Identify each line in the records below that contains the word "electricity", and copy it.
-- Start Exercise material --
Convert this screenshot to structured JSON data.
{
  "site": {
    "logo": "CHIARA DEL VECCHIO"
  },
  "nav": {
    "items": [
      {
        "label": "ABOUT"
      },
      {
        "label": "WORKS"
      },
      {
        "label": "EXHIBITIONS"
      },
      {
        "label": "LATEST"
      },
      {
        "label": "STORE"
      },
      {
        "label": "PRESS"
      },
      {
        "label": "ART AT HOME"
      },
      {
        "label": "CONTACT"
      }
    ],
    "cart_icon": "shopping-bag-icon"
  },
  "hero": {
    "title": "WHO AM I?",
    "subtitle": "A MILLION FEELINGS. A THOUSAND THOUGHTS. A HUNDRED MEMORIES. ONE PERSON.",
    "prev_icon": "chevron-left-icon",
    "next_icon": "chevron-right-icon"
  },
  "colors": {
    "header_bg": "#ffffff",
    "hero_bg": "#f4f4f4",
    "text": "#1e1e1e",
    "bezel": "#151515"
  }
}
-- End Exercise material --
-- Start Exercise material --
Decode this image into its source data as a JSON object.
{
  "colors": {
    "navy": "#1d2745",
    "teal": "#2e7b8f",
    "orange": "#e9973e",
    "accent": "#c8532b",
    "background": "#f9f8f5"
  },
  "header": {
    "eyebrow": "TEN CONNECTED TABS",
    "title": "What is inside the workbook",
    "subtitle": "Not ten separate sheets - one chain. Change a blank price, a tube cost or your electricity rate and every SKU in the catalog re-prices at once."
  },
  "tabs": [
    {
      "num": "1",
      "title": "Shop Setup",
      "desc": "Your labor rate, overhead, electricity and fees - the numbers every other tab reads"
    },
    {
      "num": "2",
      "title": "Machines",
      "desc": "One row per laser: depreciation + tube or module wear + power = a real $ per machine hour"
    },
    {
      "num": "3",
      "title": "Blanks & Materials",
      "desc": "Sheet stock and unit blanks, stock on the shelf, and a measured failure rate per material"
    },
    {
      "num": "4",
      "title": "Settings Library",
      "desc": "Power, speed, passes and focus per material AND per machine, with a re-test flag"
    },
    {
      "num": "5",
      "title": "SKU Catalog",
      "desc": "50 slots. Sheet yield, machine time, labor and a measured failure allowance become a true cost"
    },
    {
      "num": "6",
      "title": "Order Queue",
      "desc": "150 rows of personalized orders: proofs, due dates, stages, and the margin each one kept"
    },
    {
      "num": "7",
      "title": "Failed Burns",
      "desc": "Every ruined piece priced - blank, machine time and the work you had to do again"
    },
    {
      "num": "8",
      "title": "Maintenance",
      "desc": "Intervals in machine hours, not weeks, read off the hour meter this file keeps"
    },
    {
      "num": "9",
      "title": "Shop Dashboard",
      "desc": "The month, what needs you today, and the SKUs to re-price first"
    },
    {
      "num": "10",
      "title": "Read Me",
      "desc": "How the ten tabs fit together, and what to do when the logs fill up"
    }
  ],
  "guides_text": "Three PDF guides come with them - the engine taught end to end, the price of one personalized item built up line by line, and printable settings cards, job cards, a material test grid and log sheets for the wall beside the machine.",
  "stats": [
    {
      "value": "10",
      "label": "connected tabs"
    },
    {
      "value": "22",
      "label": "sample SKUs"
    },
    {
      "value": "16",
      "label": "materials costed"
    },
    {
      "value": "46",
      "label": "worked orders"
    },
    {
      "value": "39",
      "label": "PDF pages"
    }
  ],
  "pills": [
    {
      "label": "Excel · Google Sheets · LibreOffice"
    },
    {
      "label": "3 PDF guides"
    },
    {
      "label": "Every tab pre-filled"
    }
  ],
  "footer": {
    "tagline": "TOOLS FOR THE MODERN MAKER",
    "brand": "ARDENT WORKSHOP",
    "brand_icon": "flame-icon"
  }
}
-- End Exercise material --
-- Start Exercise material --
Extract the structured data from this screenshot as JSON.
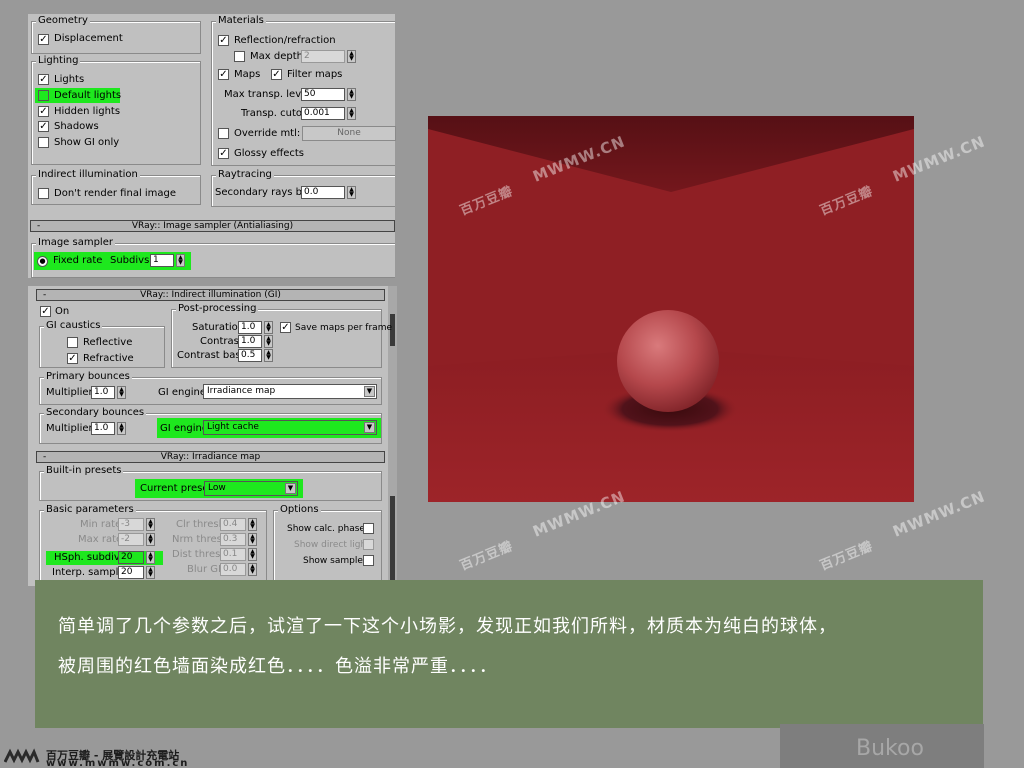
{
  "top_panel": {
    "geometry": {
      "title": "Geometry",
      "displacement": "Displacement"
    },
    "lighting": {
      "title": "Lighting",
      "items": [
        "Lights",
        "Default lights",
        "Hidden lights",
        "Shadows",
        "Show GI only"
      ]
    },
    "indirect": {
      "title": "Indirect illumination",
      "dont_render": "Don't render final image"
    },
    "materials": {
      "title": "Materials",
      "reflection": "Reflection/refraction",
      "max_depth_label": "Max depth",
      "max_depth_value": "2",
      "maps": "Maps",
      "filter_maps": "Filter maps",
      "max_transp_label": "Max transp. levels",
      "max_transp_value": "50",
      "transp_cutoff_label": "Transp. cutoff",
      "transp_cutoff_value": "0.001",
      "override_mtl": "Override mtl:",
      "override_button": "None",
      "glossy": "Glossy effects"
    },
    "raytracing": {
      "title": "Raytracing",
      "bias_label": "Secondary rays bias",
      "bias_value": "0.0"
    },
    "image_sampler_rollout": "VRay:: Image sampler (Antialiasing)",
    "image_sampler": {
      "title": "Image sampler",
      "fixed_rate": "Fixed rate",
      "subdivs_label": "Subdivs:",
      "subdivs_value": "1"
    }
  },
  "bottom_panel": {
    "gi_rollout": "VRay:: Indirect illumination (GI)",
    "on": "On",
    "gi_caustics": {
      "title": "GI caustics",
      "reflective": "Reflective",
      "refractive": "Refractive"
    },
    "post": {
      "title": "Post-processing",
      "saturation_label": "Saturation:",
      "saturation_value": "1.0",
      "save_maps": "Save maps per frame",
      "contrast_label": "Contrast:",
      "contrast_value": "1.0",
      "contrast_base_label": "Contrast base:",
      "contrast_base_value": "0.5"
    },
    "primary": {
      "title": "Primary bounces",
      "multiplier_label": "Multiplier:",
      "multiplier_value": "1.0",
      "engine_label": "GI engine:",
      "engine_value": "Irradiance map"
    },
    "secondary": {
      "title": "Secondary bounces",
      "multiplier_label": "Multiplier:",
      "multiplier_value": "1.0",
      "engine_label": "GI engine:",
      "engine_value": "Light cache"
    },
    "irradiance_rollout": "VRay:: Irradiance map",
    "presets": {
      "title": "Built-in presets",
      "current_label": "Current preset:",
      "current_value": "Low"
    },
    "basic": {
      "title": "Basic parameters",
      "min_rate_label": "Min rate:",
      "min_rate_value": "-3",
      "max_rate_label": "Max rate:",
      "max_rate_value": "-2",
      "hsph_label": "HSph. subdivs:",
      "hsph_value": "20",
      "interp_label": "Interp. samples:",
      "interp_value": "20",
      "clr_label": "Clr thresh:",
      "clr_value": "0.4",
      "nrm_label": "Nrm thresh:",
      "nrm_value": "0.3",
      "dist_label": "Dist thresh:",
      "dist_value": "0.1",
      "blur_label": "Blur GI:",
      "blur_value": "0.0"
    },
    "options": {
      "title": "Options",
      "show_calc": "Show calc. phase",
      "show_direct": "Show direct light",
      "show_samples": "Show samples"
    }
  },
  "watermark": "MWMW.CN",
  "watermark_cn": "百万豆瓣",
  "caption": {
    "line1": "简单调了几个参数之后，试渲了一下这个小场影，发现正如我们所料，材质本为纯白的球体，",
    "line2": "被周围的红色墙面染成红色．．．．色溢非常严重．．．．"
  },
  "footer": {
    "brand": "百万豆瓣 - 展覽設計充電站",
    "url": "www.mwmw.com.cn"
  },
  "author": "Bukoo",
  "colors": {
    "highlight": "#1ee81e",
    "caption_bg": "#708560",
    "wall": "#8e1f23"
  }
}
-- End Exercise material --
▶ Complete answer:
    "subtitle": "Not ten separate sheets - one chain. Change a blank price, a tube cost or your electricity rate and every SKU in the catalog re-prices at once."
      "desc": "Your labor rate, overhead, electricity and fees - the numbers every other tab reads"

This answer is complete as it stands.